>> begin Exercise data

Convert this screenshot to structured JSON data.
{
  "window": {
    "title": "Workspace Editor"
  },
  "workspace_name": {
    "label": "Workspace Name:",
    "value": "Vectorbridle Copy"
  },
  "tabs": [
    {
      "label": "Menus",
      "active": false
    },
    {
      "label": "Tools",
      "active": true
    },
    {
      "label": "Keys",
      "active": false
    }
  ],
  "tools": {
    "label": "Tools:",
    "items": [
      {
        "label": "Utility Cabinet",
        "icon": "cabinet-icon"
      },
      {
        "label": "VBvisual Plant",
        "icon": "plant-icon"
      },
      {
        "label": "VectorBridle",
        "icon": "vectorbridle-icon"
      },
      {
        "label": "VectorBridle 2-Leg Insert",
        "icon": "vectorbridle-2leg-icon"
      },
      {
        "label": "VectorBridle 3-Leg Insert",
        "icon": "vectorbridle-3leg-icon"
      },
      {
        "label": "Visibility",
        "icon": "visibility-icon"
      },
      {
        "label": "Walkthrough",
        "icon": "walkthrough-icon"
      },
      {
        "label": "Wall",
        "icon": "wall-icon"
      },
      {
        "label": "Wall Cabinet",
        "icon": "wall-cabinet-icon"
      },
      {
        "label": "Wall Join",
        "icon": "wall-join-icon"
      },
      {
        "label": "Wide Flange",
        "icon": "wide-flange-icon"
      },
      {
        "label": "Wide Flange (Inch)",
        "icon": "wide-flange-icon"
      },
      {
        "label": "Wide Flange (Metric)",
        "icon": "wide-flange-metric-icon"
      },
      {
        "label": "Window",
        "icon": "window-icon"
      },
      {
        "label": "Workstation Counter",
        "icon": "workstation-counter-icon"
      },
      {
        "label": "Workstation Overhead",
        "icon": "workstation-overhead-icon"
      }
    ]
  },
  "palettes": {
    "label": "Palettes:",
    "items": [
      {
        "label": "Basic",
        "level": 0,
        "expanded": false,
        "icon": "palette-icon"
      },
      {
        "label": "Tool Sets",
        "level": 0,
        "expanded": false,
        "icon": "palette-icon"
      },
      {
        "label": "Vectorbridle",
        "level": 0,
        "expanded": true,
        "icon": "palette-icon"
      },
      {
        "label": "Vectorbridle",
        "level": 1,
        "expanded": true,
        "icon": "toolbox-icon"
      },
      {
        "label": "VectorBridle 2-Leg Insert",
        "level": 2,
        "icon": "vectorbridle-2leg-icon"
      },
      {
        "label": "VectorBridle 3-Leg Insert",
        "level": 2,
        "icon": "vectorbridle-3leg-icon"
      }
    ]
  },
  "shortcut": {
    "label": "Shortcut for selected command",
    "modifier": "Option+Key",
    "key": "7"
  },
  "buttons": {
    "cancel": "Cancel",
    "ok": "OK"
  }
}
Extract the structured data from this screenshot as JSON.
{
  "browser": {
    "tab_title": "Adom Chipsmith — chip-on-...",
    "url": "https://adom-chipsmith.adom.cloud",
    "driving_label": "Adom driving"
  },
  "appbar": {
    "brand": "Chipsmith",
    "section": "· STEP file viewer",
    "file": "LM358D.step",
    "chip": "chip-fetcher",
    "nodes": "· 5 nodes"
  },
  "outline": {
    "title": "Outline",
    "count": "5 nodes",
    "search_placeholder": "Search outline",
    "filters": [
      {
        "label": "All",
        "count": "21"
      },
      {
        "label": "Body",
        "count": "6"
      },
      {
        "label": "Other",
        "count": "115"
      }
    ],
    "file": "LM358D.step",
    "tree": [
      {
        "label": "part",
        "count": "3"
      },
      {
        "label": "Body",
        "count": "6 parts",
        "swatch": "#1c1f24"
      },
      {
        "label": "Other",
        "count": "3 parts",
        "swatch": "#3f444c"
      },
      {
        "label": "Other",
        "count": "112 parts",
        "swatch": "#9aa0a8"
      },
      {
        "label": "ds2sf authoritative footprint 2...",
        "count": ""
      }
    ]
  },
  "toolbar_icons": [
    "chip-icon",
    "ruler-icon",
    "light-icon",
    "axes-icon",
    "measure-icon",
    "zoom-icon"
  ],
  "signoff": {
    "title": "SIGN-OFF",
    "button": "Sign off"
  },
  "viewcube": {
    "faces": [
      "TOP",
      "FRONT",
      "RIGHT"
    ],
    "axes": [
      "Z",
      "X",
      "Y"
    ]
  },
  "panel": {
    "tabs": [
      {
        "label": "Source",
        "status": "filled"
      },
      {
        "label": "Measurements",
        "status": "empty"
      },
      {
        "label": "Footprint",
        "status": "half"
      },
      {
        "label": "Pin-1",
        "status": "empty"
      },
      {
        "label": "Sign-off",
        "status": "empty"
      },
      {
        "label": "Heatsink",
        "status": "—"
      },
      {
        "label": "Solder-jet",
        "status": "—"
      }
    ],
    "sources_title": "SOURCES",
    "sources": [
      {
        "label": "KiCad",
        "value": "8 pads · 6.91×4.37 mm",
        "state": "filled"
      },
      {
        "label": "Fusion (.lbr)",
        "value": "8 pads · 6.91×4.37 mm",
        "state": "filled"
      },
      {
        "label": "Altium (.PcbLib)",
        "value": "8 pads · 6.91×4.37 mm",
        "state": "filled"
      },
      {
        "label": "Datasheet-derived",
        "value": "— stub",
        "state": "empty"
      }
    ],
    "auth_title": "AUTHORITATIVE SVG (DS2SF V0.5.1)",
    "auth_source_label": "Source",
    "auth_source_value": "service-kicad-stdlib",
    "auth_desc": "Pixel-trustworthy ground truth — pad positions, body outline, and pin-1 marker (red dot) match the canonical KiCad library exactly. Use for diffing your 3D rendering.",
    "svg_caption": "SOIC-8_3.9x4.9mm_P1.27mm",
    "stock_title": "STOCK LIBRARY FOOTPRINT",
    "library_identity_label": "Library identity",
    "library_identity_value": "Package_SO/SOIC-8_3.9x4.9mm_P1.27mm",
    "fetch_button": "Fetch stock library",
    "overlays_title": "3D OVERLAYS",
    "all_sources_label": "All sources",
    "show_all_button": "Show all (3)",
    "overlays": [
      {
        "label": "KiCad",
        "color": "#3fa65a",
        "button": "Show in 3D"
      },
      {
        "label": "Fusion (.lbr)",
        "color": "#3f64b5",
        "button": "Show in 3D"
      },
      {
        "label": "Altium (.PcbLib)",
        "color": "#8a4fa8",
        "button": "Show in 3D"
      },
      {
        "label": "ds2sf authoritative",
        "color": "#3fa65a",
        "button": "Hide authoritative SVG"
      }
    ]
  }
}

>> end Exercise data

Given instruction
Give the complete listing a second time, exactly as it reads.

Exercise solution
Convert this screenshot to structured JSON data.
{
  "window": {
    "title": "Workspace Editor"
  },
  "workspace_name": {
    "label": "Workspace Name:",
    "value": "Vectorbridle Copy"
  },
  "tabs": [
    {
      "label": "Menus",
      "active": false
    },
    {
      "label": "Tools",
      "active": true
    },
    {
      "label": "Keys",
      "active": false
    }
  ],
  "tools": {
    "label": "Tools:",
    "items": [
      {
        "label": "Utility Cabinet",
        "icon": "cabinet-icon"
      },
      {
        "label": "VBvisual Plant",
        "icon": "plant-icon"
      },
      {
        "label": "VectorBridle",
        "icon": "vectorbridle-icon"
      },
      {
        "label": "VectorBridle 2-Leg Insert",
        "icon": "vectorbridle-2leg-icon"
      },
      {
        "label": "VectorBridle 3-Leg Insert",
        "icon": "vectorbridle-3leg-icon"
      },
      {
        "label": "Visibility",
        "icon": "visibility-icon"
      },
      {
        "label": "Walkthrough",
        "icon": "walkthrough-icon"
      },
      {
        "label": "Wall",
        "icon": "wall-icon"
      },
      {
        "label": "Wall Cabinet",
        "icon": "wall-cabinet-icon"
      },
      {
        "label": "Wall Join",
        "icon": "wall-join-icon"
      },
      {
        "label": "Wide Flange",
        "icon": "wide-flange-icon"
      },
      {
        "label": "Wide Flange (Inch)",
        "icon": "wide-flange-icon"
      },
      {
        "label": "Wide Flange (Metric)",
        "icon": "wide-flange-metric-icon"
      },
      {
        "label": "Window",
        "icon": "window-icon"
      },
      {
        "label": "Workstation Counter",
        "icon": "workstation-counter-icon"
      },
      {
        "label": "Workstation Overhead",
        "icon": "workstation-overhead-icon"
      }
    ]
  },
  "palettes": {
    "label": "Palettes:",
    "items": [
      {
        "label": "Basic",
        "level": 0,
        "expanded": false,
        "icon": "palette-icon"
      },
      {
        "label": "Tool Sets",
        "level": 0,
        "expanded": false,
        "icon": "palette-icon"
      },
      {
        "label": "Vectorbridle",
        "level": 0,
        "expanded": true,
        "icon": "palette-icon"
      },
      {
        "label": "Vectorbridle",
        "level": 1,
        "expanded": true,
        "icon": "toolbox-icon"
      },
      {
        "label": "VectorBridle 2-Leg Insert",
        "level": 2,
        "icon": "vectorbridle-2leg-icon"
      },
      {
        "label": "VectorBridle 3-Leg Insert",
        "level": 2,
        "icon": "vectorbridle-3leg-icon"
      }
    ]
  },
  "shortcut": {
    "label": "Shortcut for selected command",
    "modifier": "Option+Key",
    "key": "7"
  },
  "buttons": {
    "cancel": "Cancel",
    "ok": "OK"
  }
}
Extract the structured data from this screenshot as JSON.
{
  "browser": {
    "tab_title": "Adom Chipsmith — chip-on-...",
    "url": "https://adom-chipsmith.adom.cloud",
    "driving_label": "Adom driving"
  },
  "appbar": {
    "brand": "Chipsmith",
    "section": "· STEP file viewer",
    "file": "LM358D.step",
    "chip": "chip-fetcher",
    "nodes": "· 5 nodes"
  },
  "outline": {
    "title": "Outline",
    "count": "5 nodes",
    "search_placeholder": "Search outline",
    "filters": [
      {
        "label": "All",
        "count": "21"
      },
      {
        "label": "Body",
        "count": "6"
      },
      {
        "label": "Other",
        "count": "115"
      }
    ],
    "file": "LM358D.step",
    "tree": [
      {
        "label": "part",
        "count": "3"
      },
      {
        "label": "Body",
        "count": "6 parts",
        "swatch": "#1c1f24"
      },
      {
        "label": "Other",
        "count": "3 parts",
        "swatch": "#3f444c"
      },
      {
        "label": "Other",
        "count": "112 parts",
        "swatch": "#9aa0a8"
      },
      {
        "label": "ds2sf authoritative footprint 2...",
        "count": ""
      }
    ]
  },
  "toolbar_icons": [
    "chip-icon",
    "ruler-icon",
    "light-icon",
    "axes-icon",
    "measure-icon",
    "zoom-icon"
  ],
  "signoff": {
    "title": "SIGN-OFF",
    "button": "Sign off"
  },
  "viewcube": {
    "faces": [
      "TOP",
      "FRONT",
      "RIGHT"
    ],
    "axes": [
      "Z",
      "X",
      "Y"
    ]
  },
  "panel": {
    "tabs": [
      {
        "label": "Source",
        "status": "filled"
      },
      {
        "label": "Measurements",
        "status": "empty"
      },
      {
        "label": "Footprint",
        "status": "half"
      },
      {
        "label": "Pin-1",
        "status": "empty"
      },
      {
        "label": "Sign-off",
        "status": "empty"
      },
      {
        "label": "Heatsink",
        "status": "—"
      },
      {
        "label": "Solder-jet",
        "status": "—"
      }
    ],
    "sources_title": "SOURCES",
    "sources": [
      {
        "label": "KiCad",
        "value": "8 pads · 6.91×4.37 mm",
        "state": "filled"
      },
      {
        "label": "Fusion (.lbr)",
        "value": "8 pads · 6.91×4.37 mm",
        "state": "filled"
      },
      {
        "label": "Altium (.PcbLib)",
        "value": "8 pads · 6.91×4.37 mm",
        "state": "filled"
      },
      {
        "label": "Datasheet-derived",
        "value": "— stub",
        "state": "empty"
      }
    ],
    "auth_title": "AUTHORITATIVE SVG (DS2SF V0.5.1)",
    "auth_source_label": "Source",
    "auth_source_value": "service-kicad-stdlib",
    "auth_desc": "Pixel-trustworthy ground truth — pad positions, body outline, and pin-1 marker (red dot) match the canonical KiCad library exactly. Use for diffing your 3D rendering.",
    "svg_caption": "SOIC-8_3.9x4.9mm_P1.27mm",
    "stock_title": "STOCK LIBRARY FOOTPRINT",
    "library_identity_label": "Library identity",
    "library_identity_value": "Package_SO/SOIC-8_3.9x4.9mm_P1.27mm",
    "fetch_button": "Fetch stock library",
    "overlays_title": "3D OVERLAYS",
    "all_sources_label": "All sources",
    "show_all_button": "Show all (3)",
    "overlays": [
      {
        "label": "KiCad",
        "color": "#3fa65a",
        "button": "Show in 3D"
      },
      {
        "label": "Fusion (.lbr)",
        "color": "#3f64b5",
        "button": "Show in 3D"
      },
      {
        "label": "Altium (.PcbLib)",
        "color": "#8a4fa8",
        "button": "Show in 3D"
      },
      {
        "label": "ds2sf authoritative",
        "color": "#3fa65a",
        "button": "Hide authoritative SVG"
      }
    ]
  }
}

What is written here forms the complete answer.